**Data provided:**
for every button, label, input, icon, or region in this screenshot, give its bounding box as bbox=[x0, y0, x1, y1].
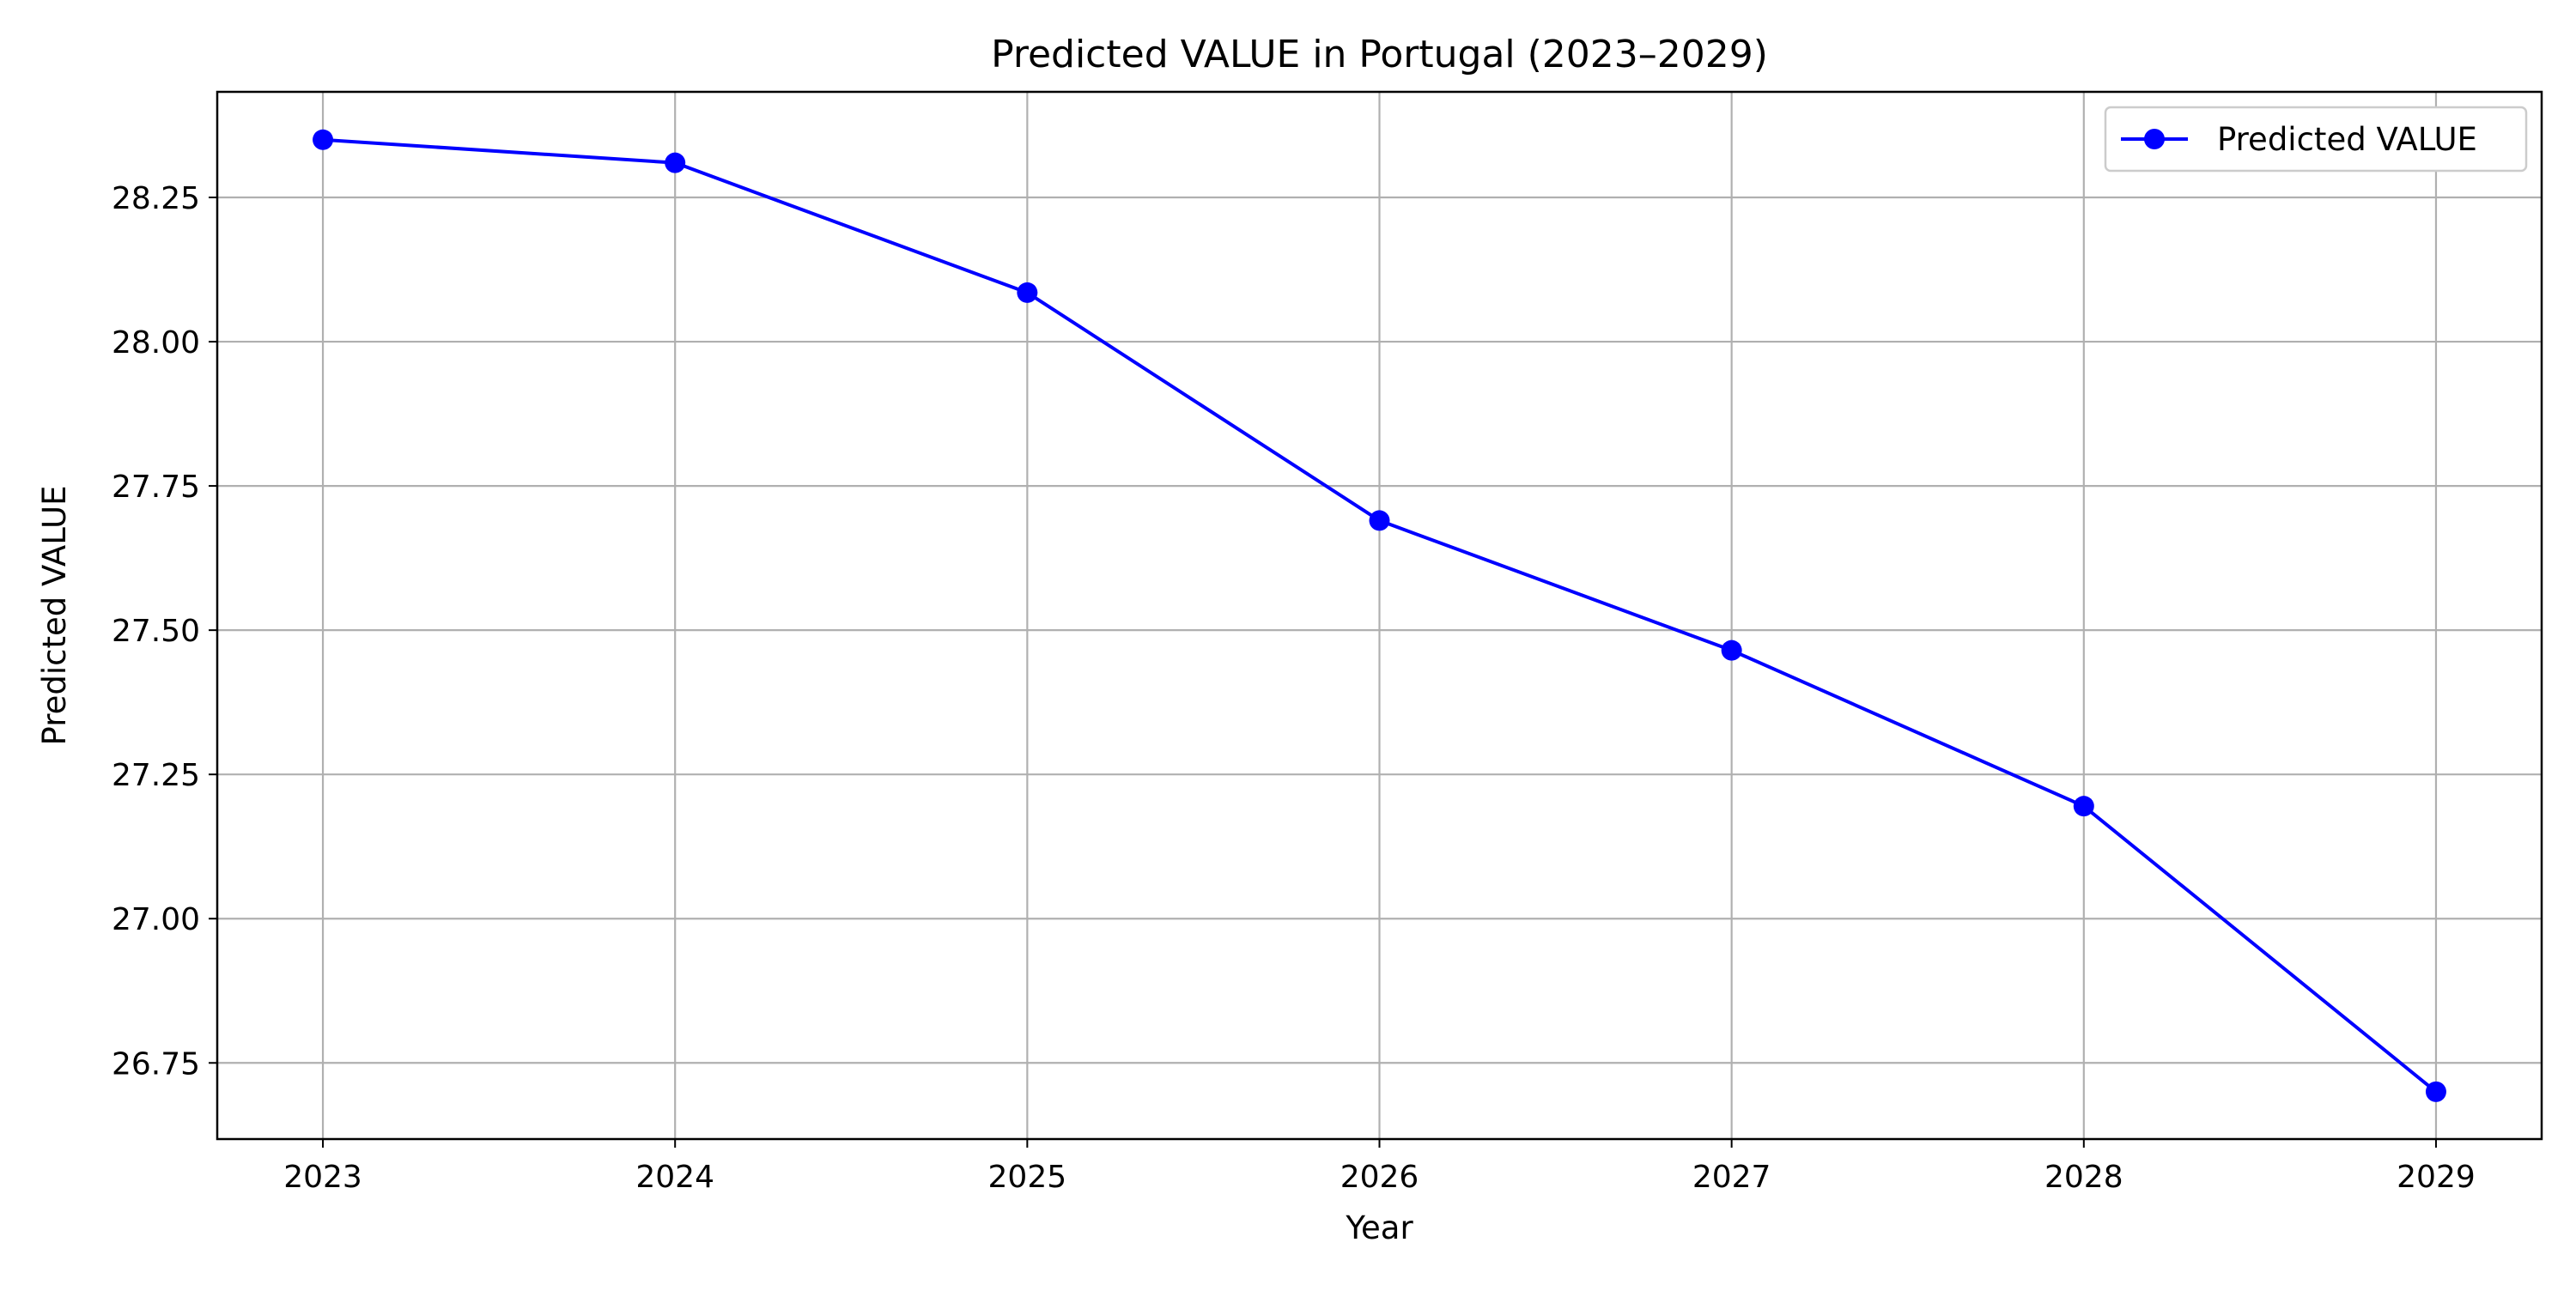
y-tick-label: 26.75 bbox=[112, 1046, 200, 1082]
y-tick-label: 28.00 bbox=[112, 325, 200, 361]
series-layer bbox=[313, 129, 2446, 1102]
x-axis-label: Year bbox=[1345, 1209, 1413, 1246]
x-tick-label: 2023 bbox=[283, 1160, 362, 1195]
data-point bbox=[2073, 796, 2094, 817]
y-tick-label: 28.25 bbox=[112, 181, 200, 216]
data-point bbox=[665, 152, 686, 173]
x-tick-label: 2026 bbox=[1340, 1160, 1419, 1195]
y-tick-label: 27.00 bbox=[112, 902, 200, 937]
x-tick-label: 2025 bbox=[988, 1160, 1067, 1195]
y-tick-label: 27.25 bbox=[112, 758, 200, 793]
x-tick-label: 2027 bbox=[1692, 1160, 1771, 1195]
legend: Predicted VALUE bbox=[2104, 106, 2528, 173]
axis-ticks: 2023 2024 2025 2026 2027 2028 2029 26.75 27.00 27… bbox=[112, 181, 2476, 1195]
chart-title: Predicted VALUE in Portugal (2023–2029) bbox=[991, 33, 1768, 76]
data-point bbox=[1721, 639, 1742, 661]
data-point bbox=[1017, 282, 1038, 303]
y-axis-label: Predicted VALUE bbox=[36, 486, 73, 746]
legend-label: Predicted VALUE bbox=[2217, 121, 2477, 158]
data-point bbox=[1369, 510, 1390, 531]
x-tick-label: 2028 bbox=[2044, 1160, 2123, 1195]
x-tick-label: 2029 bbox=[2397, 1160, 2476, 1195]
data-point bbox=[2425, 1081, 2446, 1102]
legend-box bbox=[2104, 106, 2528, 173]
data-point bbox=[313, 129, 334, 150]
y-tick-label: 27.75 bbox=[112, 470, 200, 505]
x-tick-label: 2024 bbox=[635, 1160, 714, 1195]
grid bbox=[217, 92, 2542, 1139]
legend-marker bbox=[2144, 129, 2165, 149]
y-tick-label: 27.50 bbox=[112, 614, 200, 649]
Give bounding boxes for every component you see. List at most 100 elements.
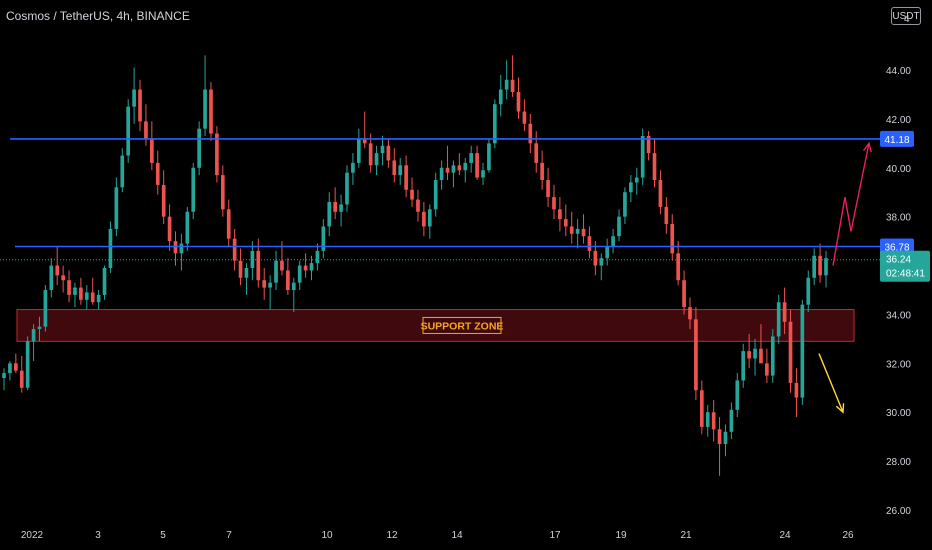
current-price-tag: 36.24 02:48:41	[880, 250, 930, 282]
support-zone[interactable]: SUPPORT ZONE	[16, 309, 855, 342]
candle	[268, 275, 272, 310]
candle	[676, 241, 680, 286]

**Job:** Copy out the part of the records that opens with the line containing "250, 930, 282]" and runs through the end of the records, keeping each line unchanged.

**Output of the exercise:**
current-price-tag: 36.24 02:48:41	[880, 250, 930, 282]
support-zone[interactable]: SUPPORT ZONE	[16, 309, 855, 342]
candle	[268, 275, 272, 310]
candle	[676, 241, 680, 286]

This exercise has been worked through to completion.